** BEGIN Items **
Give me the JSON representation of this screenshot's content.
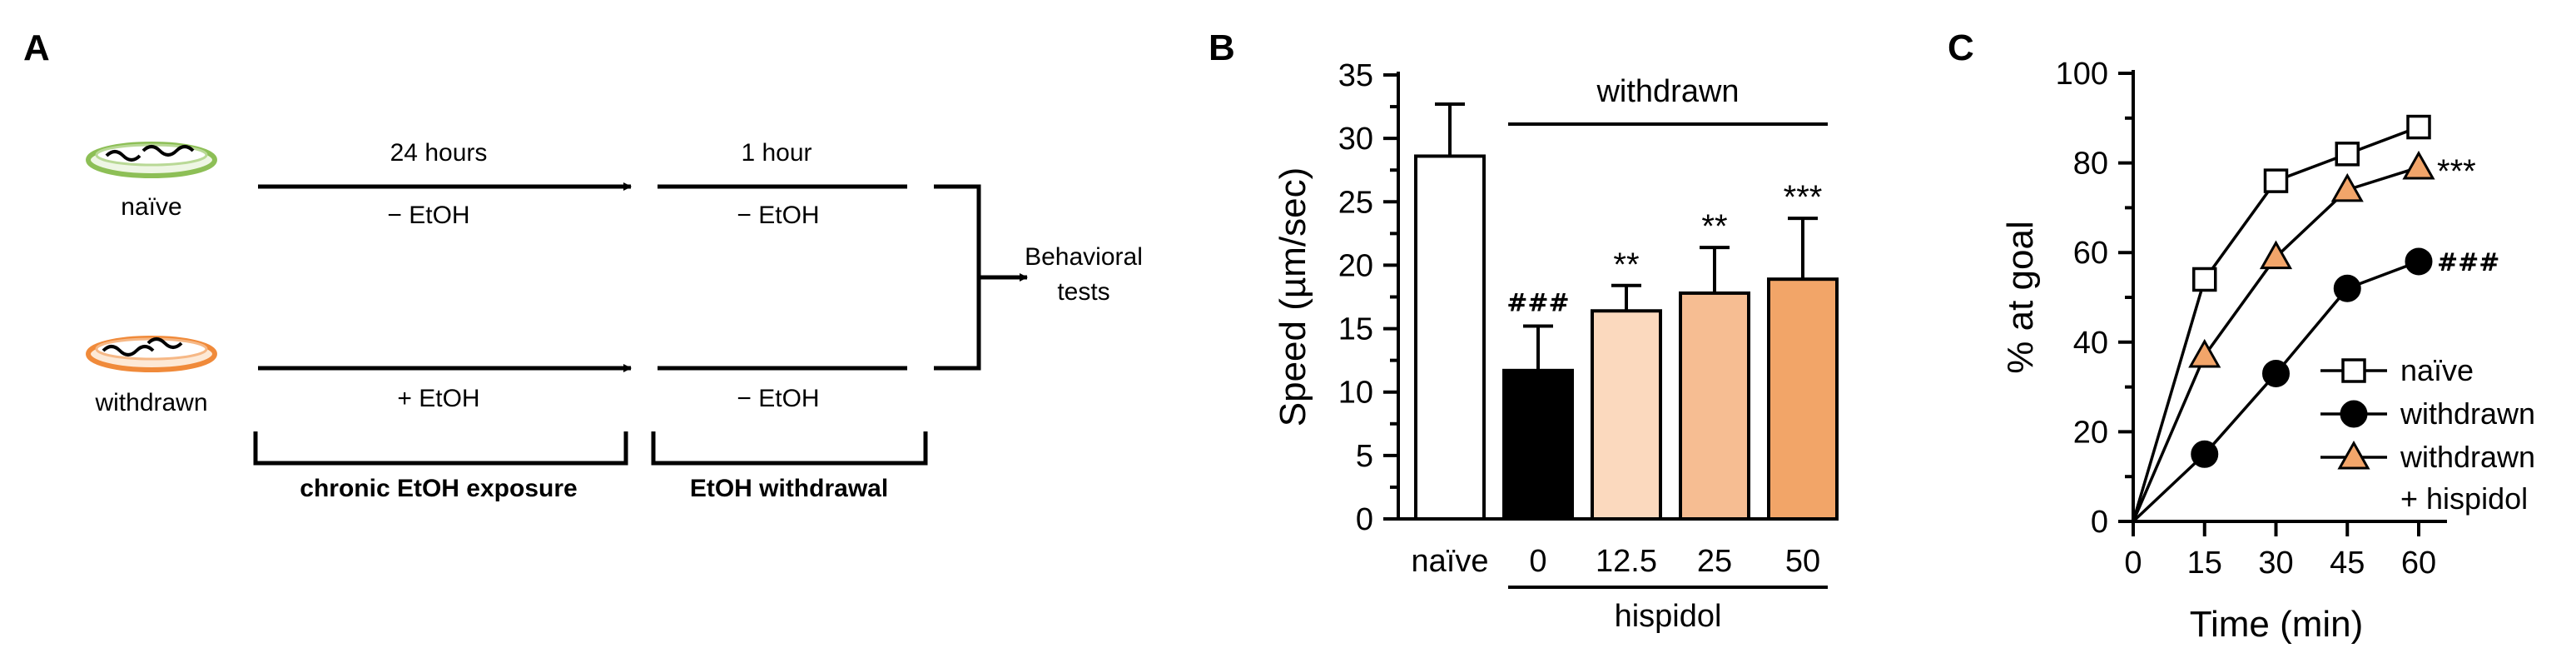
{
  "panel_a": {
    "letter": "A",
    "groups": [
      {
        "id": "naive",
        "label": "naïve",
        "plate_color": "#8dbf56",
        "before": "− EtOH",
        "after": "− EtOH"
      },
      {
        "id": "withdrawn",
        "label": "withdrawn",
        "plate_color": "#f08a3a",
        "before": "+ EtOH",
        "after": "− EtOH"
      }
    ],
    "step1_label": "24 hours",
    "step2_label": "1 hour",
    "outcome": [
      "Behavioral",
      "tests"
    ],
    "bracket1_label": "chronic EtOH exposure",
    "bracket2_label": "EtOH withdrawal"
  },
  "chart_data": [
    {
      "panel": "B",
      "type": "bar",
      "ylabel": "Speed (µm/sec)",
      "ylim": [
        0,
        35
      ],
      "yticks": [
        0,
        5,
        10,
        15,
        20,
        25,
        30,
        35
      ],
      "categories": [
        "naïve",
        "0",
        "12.5",
        "25",
        "50"
      ],
      "values": [
        28.6,
        11.7,
        16.4,
        17.8,
        18.9
      ],
      "errors": [
        4.1,
        3.5,
        2.0,
        3.6,
        4.8
      ],
      "colors": [
        "#ffffff",
        "#000000",
        "#fbd9be",
        "#f6bd92",
        "#f2a568"
      ],
      "annotations": [
        "",
        "###",
        "**",
        "**",
        "***"
      ],
      "top_bracket_label": "withdrawn",
      "bottom_bracket_label": "hispidol"
    },
    {
      "panel": "C",
      "type": "line",
      "xlabel": "Time (min)",
      "ylabel": "% at goal",
      "x": [
        0,
        15,
        30,
        45,
        60
      ],
      "xlim": [
        0,
        60
      ],
      "ylim": [
        0,
        100
      ],
      "xticks": [
        0,
        15,
        30,
        45,
        60
      ],
      "yticks": [
        0,
        20,
        40,
        60,
        80,
        100
      ],
      "legend_position": "bottom-right",
      "series": [
        {
          "name": "naïve",
          "values": [
            0,
            54,
            76,
            82,
            88
          ],
          "marker": "square",
          "fill": "#ffffff",
          "annotation": ""
        },
        {
          "name": "withdrawn",
          "values": [
            0,
            15,
            33,
            52,
            58
          ],
          "marker": "circle",
          "fill": "#000000",
          "annotation": "###"
        },
        {
          "name": "withdrawn\n+ hispidol",
          "values": [
            0,
            37,
            59,
            74,
            79
          ],
          "marker": "triangle",
          "fill": "#f2a56a",
          "annotation": "***"
        }
      ]
    }
  ]
}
** END Items **
> **Exercise brief**
In the entries above, find each line with the word "EtOH" and copy it.

> **Final result**
        "before": "− EtOH",
        "after": "− EtOH"
        "before": "+ EtOH",
        "after": "− EtOH"
    "bracket1_label": "chronic EtOH exposure",
    "bracket2_label": "EtOH withdrawal"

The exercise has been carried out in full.